• [DIRECTION]:
Look through the lines below and extract each one that contains "nových".

◇ ◇ ◇

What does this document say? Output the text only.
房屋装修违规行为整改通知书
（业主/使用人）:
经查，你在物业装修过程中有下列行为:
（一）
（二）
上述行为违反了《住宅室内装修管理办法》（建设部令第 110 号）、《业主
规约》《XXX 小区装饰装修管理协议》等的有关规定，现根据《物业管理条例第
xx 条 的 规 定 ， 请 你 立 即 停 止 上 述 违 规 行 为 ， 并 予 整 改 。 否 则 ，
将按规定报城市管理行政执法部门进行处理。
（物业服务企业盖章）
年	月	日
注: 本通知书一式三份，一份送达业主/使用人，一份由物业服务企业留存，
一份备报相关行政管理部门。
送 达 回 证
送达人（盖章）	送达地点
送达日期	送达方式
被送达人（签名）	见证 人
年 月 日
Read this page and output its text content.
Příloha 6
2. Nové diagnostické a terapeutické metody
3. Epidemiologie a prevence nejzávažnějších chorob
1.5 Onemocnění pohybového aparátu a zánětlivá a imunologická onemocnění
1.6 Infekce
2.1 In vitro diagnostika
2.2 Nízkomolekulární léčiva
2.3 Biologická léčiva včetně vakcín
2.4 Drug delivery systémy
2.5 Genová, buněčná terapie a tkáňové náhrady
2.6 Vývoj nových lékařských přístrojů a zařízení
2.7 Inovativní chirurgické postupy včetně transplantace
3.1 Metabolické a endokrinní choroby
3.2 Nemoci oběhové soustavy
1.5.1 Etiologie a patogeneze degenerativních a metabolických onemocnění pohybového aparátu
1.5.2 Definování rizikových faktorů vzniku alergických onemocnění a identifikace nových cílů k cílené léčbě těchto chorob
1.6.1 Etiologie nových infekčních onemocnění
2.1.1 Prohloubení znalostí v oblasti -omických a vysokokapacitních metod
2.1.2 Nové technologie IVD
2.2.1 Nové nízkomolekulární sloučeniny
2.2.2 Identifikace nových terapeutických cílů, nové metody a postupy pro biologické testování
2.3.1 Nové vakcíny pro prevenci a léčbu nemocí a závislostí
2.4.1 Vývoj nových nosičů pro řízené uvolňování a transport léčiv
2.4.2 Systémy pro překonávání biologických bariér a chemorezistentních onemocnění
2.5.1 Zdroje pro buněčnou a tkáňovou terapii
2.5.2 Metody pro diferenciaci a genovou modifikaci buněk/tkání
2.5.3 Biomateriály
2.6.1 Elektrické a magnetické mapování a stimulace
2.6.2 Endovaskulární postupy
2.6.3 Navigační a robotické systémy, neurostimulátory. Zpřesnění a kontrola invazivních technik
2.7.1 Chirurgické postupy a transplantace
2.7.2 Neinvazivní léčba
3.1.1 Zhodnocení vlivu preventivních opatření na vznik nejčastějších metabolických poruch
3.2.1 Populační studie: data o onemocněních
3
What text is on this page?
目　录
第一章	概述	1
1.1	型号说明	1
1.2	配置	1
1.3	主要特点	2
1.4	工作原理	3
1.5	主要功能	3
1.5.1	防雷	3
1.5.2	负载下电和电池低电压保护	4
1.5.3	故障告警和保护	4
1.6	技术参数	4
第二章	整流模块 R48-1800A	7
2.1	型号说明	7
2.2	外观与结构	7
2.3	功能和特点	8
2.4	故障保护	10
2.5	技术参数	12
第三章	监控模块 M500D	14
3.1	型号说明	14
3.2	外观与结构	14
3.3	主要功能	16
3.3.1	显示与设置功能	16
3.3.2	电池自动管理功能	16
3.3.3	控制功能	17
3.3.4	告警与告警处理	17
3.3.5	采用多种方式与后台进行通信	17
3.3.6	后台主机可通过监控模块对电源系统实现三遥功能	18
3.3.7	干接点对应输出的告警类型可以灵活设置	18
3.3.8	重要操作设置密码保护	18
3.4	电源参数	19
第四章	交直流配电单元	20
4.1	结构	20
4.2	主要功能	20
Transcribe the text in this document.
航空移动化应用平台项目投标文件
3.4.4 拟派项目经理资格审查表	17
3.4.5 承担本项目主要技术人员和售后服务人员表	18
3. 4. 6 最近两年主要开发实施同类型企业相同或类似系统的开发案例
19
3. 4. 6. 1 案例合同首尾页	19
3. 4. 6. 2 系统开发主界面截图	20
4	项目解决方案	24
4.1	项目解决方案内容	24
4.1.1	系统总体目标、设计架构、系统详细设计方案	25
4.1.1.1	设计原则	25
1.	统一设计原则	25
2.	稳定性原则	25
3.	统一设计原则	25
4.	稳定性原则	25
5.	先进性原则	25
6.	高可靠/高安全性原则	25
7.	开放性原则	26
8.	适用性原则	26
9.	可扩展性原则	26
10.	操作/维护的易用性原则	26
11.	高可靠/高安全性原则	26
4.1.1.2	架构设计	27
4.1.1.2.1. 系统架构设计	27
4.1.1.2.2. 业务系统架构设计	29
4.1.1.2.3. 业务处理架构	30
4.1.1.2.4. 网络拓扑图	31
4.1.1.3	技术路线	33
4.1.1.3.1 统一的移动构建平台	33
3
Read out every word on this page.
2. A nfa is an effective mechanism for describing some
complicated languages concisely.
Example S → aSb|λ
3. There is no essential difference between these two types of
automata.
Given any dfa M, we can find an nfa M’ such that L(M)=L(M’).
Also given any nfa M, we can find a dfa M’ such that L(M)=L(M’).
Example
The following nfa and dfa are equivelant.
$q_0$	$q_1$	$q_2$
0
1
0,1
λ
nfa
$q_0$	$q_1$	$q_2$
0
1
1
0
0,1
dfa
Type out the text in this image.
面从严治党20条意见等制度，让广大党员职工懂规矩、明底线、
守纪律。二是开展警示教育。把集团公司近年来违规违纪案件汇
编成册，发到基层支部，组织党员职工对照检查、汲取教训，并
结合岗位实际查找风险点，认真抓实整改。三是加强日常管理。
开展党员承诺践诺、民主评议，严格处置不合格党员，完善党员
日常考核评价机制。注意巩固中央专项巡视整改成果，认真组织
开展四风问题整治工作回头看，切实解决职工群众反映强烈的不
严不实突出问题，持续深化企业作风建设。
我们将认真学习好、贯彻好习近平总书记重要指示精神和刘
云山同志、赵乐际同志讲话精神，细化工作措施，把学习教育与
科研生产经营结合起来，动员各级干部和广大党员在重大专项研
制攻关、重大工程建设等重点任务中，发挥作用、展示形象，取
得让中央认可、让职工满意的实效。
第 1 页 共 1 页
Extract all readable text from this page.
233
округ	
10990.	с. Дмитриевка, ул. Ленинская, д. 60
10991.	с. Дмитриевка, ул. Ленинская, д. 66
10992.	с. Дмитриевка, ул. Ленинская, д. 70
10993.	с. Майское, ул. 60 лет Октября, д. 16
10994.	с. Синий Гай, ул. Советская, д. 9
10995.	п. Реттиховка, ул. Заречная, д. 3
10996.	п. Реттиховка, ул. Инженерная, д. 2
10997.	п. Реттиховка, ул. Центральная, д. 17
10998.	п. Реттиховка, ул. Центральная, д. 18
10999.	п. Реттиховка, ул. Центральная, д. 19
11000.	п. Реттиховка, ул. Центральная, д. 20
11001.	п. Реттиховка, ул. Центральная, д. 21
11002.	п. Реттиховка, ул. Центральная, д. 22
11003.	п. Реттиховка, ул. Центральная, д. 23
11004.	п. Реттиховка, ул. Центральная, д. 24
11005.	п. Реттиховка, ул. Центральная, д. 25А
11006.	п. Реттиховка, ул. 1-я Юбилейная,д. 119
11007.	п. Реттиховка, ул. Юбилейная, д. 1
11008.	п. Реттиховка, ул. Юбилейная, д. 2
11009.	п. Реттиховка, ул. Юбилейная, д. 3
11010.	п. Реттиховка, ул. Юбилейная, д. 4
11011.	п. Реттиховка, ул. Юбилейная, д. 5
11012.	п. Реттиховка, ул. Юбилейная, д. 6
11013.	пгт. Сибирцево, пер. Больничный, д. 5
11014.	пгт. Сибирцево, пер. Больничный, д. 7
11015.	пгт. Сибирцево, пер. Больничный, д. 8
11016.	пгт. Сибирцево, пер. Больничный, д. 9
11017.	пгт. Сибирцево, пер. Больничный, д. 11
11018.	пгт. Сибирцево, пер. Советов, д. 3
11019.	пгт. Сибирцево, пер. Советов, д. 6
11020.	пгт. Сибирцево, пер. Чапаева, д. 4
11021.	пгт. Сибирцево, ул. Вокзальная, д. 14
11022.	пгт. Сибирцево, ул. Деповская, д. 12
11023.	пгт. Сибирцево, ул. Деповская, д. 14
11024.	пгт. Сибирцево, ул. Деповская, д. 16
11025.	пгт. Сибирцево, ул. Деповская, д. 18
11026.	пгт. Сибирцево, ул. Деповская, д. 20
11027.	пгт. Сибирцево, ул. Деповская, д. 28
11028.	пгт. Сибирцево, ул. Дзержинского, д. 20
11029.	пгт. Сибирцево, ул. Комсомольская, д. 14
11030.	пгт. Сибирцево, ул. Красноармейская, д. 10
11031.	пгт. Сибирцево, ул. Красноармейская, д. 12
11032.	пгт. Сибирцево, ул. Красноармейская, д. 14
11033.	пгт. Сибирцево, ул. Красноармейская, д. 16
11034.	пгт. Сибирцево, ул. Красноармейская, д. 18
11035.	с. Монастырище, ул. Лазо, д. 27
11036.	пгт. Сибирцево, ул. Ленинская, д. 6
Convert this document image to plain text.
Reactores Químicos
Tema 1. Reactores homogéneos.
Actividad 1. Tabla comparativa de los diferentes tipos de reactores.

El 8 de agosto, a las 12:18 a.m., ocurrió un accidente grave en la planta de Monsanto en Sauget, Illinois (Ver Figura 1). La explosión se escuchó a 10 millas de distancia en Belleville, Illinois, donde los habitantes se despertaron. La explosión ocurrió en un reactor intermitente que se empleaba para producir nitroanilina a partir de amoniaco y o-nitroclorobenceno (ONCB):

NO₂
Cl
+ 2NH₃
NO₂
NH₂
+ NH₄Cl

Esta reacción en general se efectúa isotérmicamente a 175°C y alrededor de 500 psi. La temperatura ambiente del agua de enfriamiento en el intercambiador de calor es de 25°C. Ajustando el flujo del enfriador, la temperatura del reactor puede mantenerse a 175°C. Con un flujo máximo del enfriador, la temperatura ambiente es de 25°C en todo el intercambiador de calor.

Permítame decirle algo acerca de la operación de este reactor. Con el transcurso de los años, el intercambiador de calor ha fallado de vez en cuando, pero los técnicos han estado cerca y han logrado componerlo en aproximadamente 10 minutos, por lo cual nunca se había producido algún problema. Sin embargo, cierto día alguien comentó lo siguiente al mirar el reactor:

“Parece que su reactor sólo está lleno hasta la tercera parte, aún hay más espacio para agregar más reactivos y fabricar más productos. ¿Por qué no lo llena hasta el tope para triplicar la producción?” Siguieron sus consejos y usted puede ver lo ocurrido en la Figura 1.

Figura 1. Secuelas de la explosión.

◇ ◇ ◇

• [ANSWER BELOW]:
2.6 Vývoj nových lékařských přístrojů a zařízení
1.5.2 Definování rizikových faktorů vzniku alergických onemocnění a identifikace nových cílů k cílené léčbě těchto chorob
1.6.1 Etiologie nových infekčních onemocnění
2.2.2 Identifikace nových terapeutických cílů, nové metody a postupy pro biologické testování
2.4.1 Vývoj nových nosičů pro řízené uvolňování a transport léčiv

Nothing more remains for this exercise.